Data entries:
** BEGIN **

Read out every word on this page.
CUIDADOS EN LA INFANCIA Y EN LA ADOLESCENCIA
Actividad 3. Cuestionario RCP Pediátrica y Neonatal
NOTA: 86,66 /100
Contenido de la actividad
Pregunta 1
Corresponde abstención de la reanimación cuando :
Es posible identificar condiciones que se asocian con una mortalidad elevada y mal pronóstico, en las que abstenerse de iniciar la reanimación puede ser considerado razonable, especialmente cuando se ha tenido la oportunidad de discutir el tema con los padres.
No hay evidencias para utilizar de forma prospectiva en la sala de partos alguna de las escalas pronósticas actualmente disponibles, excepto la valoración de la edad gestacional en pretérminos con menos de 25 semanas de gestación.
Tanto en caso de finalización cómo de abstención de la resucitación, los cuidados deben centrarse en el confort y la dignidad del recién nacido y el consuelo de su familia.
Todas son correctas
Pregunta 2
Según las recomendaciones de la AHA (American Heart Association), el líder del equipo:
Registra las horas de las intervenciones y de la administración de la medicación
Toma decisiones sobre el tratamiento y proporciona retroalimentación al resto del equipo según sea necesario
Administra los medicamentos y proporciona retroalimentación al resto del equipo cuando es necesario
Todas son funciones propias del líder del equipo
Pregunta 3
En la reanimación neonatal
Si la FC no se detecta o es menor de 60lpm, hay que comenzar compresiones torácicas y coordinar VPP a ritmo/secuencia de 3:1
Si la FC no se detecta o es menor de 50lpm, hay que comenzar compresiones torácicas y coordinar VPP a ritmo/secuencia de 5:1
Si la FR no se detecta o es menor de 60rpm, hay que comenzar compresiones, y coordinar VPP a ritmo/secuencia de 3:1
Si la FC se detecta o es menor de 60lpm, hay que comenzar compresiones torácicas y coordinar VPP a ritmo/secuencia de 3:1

** END **

▶ Work to do
Determine the number of lines in these entries that contain the word "retroalimentación", and write only that number.

▶ Answer to this exercise
2